* _Given exercise_
All of the material below is to be retyped exactly.

╭─ Entries shown

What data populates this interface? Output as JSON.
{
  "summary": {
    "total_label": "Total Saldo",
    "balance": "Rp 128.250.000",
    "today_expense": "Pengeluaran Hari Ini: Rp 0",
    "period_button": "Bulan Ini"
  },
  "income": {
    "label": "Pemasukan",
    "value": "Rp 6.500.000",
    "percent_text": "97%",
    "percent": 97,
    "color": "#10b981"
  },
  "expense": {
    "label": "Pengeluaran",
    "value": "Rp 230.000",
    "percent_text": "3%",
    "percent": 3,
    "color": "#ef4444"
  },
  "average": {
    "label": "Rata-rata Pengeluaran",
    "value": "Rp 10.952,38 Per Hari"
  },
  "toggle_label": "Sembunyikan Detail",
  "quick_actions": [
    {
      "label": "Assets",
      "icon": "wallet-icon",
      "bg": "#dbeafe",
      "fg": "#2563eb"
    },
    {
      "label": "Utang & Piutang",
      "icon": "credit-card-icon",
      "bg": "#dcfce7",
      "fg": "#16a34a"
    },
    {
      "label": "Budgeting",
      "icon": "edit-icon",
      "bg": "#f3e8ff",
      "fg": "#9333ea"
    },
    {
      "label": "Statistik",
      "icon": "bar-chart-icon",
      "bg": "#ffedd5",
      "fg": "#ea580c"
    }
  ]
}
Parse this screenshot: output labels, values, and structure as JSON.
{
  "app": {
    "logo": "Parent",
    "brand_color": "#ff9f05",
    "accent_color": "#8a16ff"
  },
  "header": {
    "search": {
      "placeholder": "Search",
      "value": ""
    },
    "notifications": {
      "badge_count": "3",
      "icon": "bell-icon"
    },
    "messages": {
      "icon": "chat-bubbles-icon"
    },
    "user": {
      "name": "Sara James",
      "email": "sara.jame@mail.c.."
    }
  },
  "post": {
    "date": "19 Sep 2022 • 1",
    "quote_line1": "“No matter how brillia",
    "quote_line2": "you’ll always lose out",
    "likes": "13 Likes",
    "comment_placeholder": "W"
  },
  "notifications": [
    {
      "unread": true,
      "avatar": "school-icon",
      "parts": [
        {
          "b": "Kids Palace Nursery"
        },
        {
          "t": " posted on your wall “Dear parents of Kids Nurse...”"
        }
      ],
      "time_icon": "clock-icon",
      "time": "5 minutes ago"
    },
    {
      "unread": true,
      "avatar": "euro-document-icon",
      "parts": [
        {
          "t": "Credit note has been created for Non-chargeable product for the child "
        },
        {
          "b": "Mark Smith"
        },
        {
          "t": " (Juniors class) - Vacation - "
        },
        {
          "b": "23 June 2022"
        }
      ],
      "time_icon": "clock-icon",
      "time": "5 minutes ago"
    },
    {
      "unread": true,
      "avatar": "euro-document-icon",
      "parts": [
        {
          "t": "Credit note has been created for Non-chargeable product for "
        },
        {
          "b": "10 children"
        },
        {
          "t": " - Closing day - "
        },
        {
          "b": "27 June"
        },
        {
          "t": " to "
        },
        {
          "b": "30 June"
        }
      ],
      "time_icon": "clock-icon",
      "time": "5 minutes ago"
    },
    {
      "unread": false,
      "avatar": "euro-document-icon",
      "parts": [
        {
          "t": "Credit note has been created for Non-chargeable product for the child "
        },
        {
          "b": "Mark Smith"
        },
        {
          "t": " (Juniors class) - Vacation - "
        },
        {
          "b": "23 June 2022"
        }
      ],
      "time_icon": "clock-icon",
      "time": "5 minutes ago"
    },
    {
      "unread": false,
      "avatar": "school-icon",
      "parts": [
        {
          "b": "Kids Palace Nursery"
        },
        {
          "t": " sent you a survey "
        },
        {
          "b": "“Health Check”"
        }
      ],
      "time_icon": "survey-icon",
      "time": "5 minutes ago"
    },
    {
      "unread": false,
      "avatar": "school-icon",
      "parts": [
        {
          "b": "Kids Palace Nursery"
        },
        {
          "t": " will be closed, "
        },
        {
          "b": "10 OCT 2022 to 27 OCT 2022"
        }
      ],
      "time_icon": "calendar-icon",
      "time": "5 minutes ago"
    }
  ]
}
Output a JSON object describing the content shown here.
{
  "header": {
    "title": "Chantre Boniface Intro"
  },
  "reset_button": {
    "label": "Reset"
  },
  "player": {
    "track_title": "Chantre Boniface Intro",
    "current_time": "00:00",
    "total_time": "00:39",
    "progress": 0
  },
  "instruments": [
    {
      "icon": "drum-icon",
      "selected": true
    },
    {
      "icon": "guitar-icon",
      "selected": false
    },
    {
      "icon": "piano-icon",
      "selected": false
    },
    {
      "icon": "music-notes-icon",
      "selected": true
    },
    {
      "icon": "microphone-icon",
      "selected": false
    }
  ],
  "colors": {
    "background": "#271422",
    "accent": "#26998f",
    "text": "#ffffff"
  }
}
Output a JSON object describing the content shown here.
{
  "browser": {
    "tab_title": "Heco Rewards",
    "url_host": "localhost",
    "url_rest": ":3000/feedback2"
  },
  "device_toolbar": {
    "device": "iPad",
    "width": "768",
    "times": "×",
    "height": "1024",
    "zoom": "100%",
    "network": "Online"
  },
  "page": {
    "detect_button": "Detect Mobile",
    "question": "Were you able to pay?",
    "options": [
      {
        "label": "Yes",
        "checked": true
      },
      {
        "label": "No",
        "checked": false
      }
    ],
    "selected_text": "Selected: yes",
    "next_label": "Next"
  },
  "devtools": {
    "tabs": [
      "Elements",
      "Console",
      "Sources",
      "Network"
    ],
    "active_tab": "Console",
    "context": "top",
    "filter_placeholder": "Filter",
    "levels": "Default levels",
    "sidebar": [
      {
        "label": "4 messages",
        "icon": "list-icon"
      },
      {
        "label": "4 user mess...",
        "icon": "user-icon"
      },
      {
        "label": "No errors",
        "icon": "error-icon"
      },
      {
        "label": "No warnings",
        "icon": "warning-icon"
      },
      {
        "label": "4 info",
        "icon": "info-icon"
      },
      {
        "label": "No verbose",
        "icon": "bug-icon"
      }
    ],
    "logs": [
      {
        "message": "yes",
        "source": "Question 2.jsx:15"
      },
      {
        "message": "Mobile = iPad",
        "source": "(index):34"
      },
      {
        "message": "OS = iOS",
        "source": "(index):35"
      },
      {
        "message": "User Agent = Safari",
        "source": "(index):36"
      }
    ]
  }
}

╰─

* _Worked answer_
What data populates this interface? Output as JSON.
{
  "summary": {
    "total_label": "Total Saldo",
    "balance": "Rp 128.250.000",
    "today_expense": "Pengeluaran Hari Ini: Rp 0",
    "period_button": "Bulan Ini"
  },
  "income": {
    "label": "Pemasukan",
    "value": "Rp 6.500.000",
    "percent_text": "97%",
    "percent": 97,
    "color": "#10b981"
  },
  "expense": {
    "label": "Pengeluaran",
    "value": "Rp 230.000",
    "percent_text": "3%",
    "percent": 3,
    "color": "#ef4444"
  },
  "average": {
    "label": "Rata-rata Pengeluaran",
    "value": "Rp 10.952,38 Per Hari"
  },
  "toggle_label": "Sembunyikan Detail",
  "quick_actions": [
    {
      "label": "Assets",
      "icon": "wallet-icon",
      "bg": "#dbeafe",
      "fg": "#2563eb"
    },
    {
      "label": "Utang & Piutang",
      "icon": "credit-card-icon",
      "bg": "#dcfce7",
      "fg": "#16a34a"
    },
    {
      "label": "Budgeting",
      "icon": "edit-icon",
      "bg": "#f3e8ff",
      "fg": "#9333ea"
    },
    {
      "label": "Statistik",
      "icon": "bar-chart-icon",
      "bg": "#ffedd5",
      "fg": "#ea580c"
    }
  ]
}
Parse this screenshot: output labels, values, and structure as JSON.
{
  "app": {
    "logo": "Parent",
    "brand_color": "#ff9f05",
    "accent_color": "#8a16ff"
  },
  "header": {
    "search": {
      "placeholder": "Search",
      "value": ""
    },
    "notifications": {
      "badge_count": "3",
      "icon": "bell-icon"
    },
    "messages": {
      "icon": "chat-bubbles-icon"
    },
    "user": {
      "name": "Sara James",
      "email": "sara.jame@mail.c.."
    }
  },
  "post": {
    "date": "19 Sep 2022 • 1",
    "quote_line1": "“No matter how brillia",
    "quote_line2": "you’ll always lose out",
    "likes": "13 Likes",
    "comment_placeholder": "W"
  },
  "notifications": [
    {
      "unread": true,
      "avatar": "school-icon",
      "parts": [
        {
          "b": "Kids Palace Nursery"
        },
        {
          "t": " posted on your wall “Dear parents of Kids Nurse...”"
        }
      ],
      "time_icon": "clock-icon",
      "time": "5 minutes ago"
    },
    {
      "unread": true,
      "avatar": "euro-document-icon",
      "parts": [
        {
          "t": "Credit note has been created for Non-chargeable product for the child "
        },
        {
          "b": "Mark Smith"
        },
        {
          "t": " (Juniors class) - Vacation - "
        },
        {
          "b": "23 June 2022"
        }
      ],
      "time_icon": "clock-icon",
      "time": "5 minutes ago"
    },
    {
      "unread": true,
      "avatar": "euro-document-icon",
      "parts": [
        {
          "t": "Credit note has been created for Non-chargeable product for "
        },
        {
          "b": "10 children"
        },
        {
          "t": " - Closing day - "
        },
        {
          "b": "27 June"
        },
        {
          "t": " to "
        },
        {
          "b": "30 June"
        }
      ],
      "time_icon": "clock-icon",
      "time": "5 minutes ago"
    },
    {
      "unread": false,
      "avatar": "euro-document-icon",
      "parts": [
        {
          "t": "Credit note has been created for Non-chargeable product for the child "
        },
        {
          "b": "Mark Smith"
        },
        {
          "t": " (Juniors class) - Vacation - "
        },
        {
          "b": "23 June 2022"
        }
      ],
      "time_icon": "clock-icon",
      "time": "5 minutes ago"
    },
    {
      "unread": false,
      "avatar": "school-icon",
      "parts": [
        {
          "b": "Kids Palace Nursery"
        },
        {
          "t": " sent you a survey "
        },
        {
          "b": "“Health Check”"
        }
      ],
      "time_icon": "survey-icon",
      "time": "5 minutes ago"
    },
    {
      "unread": false,
      "avatar": "school-icon",
      "parts": [
        {
          "b": "Kids Palace Nursery"
        },
        {
          "t": " will be closed, "
        },
        {
          "b": "10 OCT 2022 to 27 OCT 2022"
        }
      ],
      "time_icon": "calendar-icon",
      "time": "5 minutes ago"
    }
  ]
}
Output a JSON object describing the content shown here.
{
  "header": {
    "title": "Chantre Boniface Intro"
  },
  "reset_button": {
    "label": "Reset"
  },
  "player": {
    "track_title": "Chantre Boniface Intro",
    "current_time": "00:00",
    "total_time": "00:39",
    "progress": 0
  },
  "instruments": [
    {
      "icon": "drum-icon",
      "selected": true
    },
    {
      "icon": "guitar-icon",
      "selected": false
    },
    {
      "icon": "piano-icon",
      "selected": false
    },
    {
      "icon": "music-notes-icon",
      "selected": true
    },
    {
      "icon": "microphone-icon",
      "selected": false
    }
  ],
  "colors": {
    "background": "#271422",
    "accent": "#26998f",
    "text": "#ffffff"
  }
}
Output a JSON object describing the content shown here.
{
  "browser": {
    "tab_title": "Heco Rewards",
    "url_host": "localhost",
    "url_rest": ":3000/feedback2"
  },
  "device_toolbar": {
    "device": "iPad",
    "width": "768",
    "times": "×",
    "height": "1024",
    "zoom": "100%",
    "network": "Online"
  },
  "page": {
    "detect_button": "Detect Mobile",
    "question": "Were you able to pay?",
    "options": [
      {
        "label": "Yes",
        "checked": true
      },
      {
        "label": "No",
        "checked": false
      }
    ],
    "selected_text": "Selected: yes",
    "next_label": "Next"
  },
  "devtools": {
    "tabs": [
      "Elements",
      "Console",
      "Sources",
      "Network"
    ],
    "active_tab": "Console",
    "context": "top",
    "filter_placeholder": "Filter",
    "levels": "Default levels",
    "sidebar": [
      {
        "label": "4 messages",
        "icon": "list-icon"
      },
      {
        "label": "4 user mess...",
        "icon": "user-icon"
      },
      {
        "label": "No errors",
        "icon": "error-icon"
      },
      {
        "label": "No warnings",
        "icon": "warning-icon"
      },
      {
        "label": "4 info",
        "icon": "info-icon"
      },
      {
        "label": "No verbose",
        "icon": "bug-icon"
      }
    ],
    "logs": [
      {
        "message": "yes",
        "source": "Question 2.jsx:15"
      },
      {
        "message": "Mobile = iPad",
        "source": "(index):34"
      },
      {
        "message": "OS = iOS",
        "source": "(index):35"
      },
      {
        "message": "User Agent = Safari",
        "source": "(index):36"
      }
    ]
  }
}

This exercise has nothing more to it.